PROBLEM DESCRIPTION:
Reproduce every line of the entries below word for word, omitting the pictures.

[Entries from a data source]
┄┄┄┄┄┄┄┄┄┄

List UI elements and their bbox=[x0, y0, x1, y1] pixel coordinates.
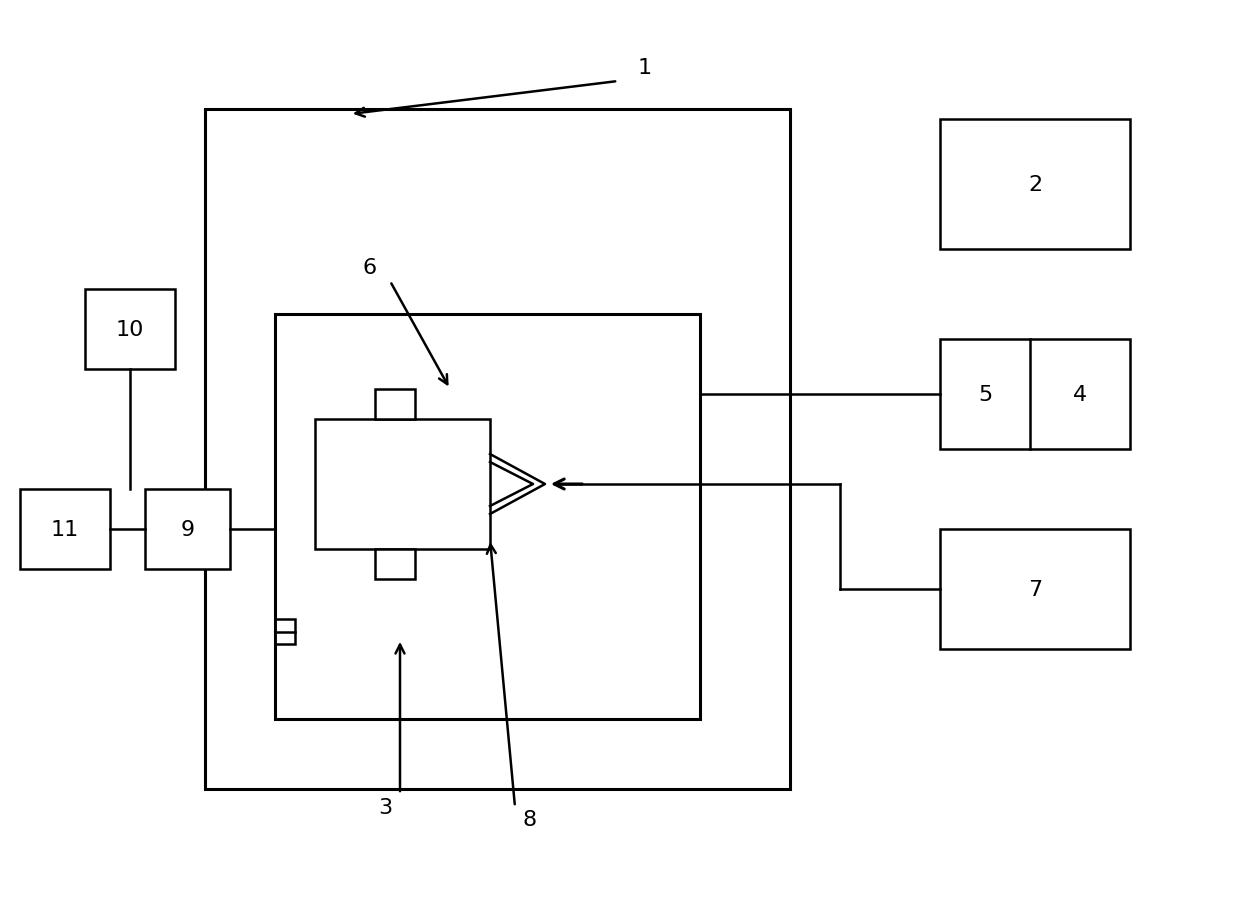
Bar bbox=[374, 390, 415, 420]
Bar bbox=[20, 489, 110, 569]
Text: 3: 3 bbox=[378, 797, 392, 817]
Bar bbox=[145, 489, 229, 569]
Text: 9: 9 bbox=[181, 519, 195, 539]
Text: 10: 10 bbox=[115, 320, 144, 340]
Text: 1: 1 bbox=[637, 58, 652, 78]
Bar bbox=[940, 529, 1130, 650]
Text: 8: 8 bbox=[523, 809, 537, 829]
Bar bbox=[86, 290, 175, 370]
Text: 2: 2 bbox=[1028, 175, 1042, 195]
Bar bbox=[275, 314, 701, 719]
Text: 6: 6 bbox=[363, 258, 377, 278]
Text: 7: 7 bbox=[1028, 579, 1042, 599]
Bar bbox=[205, 110, 790, 789]
Bar bbox=[940, 340, 1130, 449]
Text: 11: 11 bbox=[51, 519, 79, 539]
Text: 4: 4 bbox=[1073, 384, 1087, 404]
Text: 5: 5 bbox=[978, 384, 992, 404]
Bar bbox=[275, 619, 295, 644]
Bar bbox=[374, 549, 415, 579]
Bar bbox=[315, 420, 490, 549]
Bar bbox=[940, 120, 1130, 250]
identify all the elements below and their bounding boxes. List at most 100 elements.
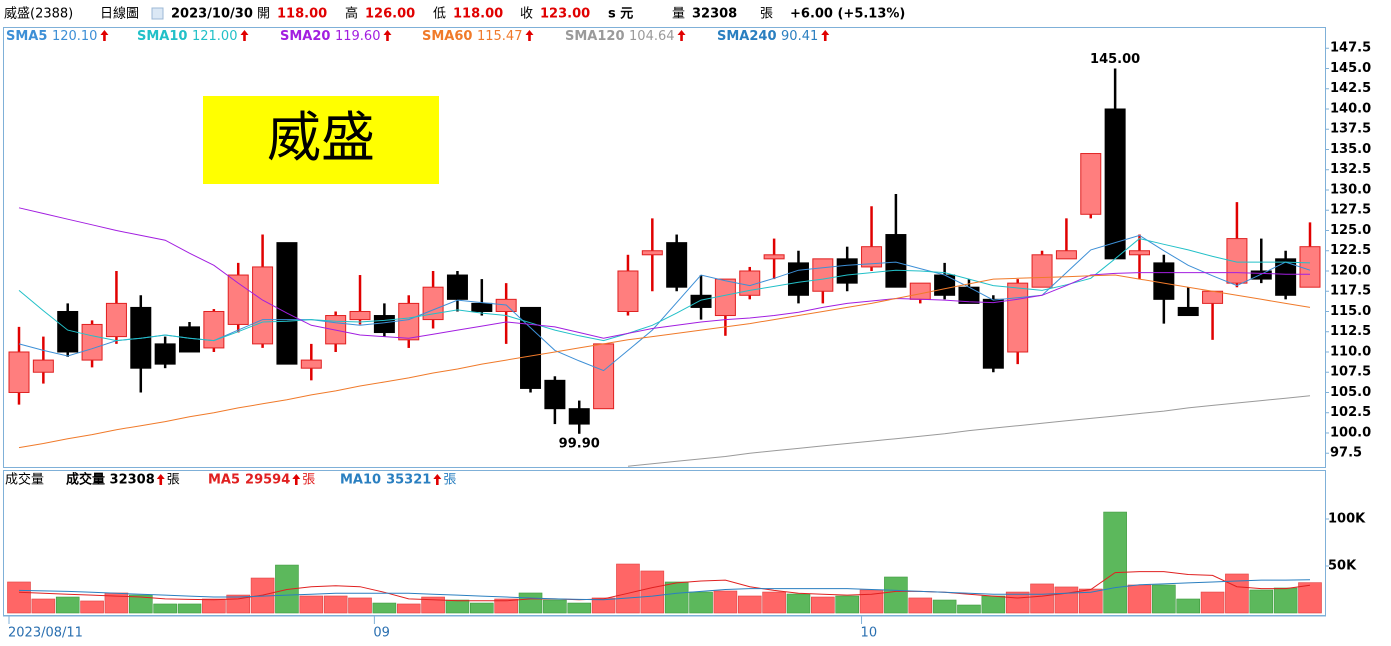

┄┄┄┄┄┄┄┄┄┄

OUTPUT OF THE TASK:
List UI elements and their bbox=[x0, y0, x1, y1] pixel coordinates.
Bar bbox=[374, 390, 415, 420]
Bar bbox=[20, 489, 110, 569]
Text: 3: 3 bbox=[378, 797, 392, 817]
Bar bbox=[145, 489, 229, 569]
Text: 9: 9 bbox=[181, 519, 195, 539]
Text: 10: 10 bbox=[115, 320, 144, 340]
Text: 1: 1 bbox=[637, 58, 652, 78]
Bar bbox=[940, 529, 1130, 650]
Text: 8: 8 bbox=[523, 809, 537, 829]
Bar bbox=[86, 290, 175, 370]
Text: 2: 2 bbox=[1028, 175, 1042, 195]
Bar bbox=[275, 314, 701, 719]
Text: 6: 6 bbox=[363, 258, 377, 278]
Text: 7: 7 bbox=[1028, 579, 1042, 599]
Bar bbox=[205, 110, 790, 789]
Bar bbox=[940, 340, 1130, 449]
Text: 11: 11 bbox=[51, 519, 79, 539]
Text: 4: 4 bbox=[1073, 384, 1087, 404]
Text: 5: 5 bbox=[978, 384, 992, 404]
Bar bbox=[275, 619, 295, 644]
Bar bbox=[374, 549, 415, 579]
Bar bbox=[315, 420, 490, 549]
Bar bbox=[940, 120, 1130, 250]
identify all the elements below and their bounding boxes. List at most 100 elements.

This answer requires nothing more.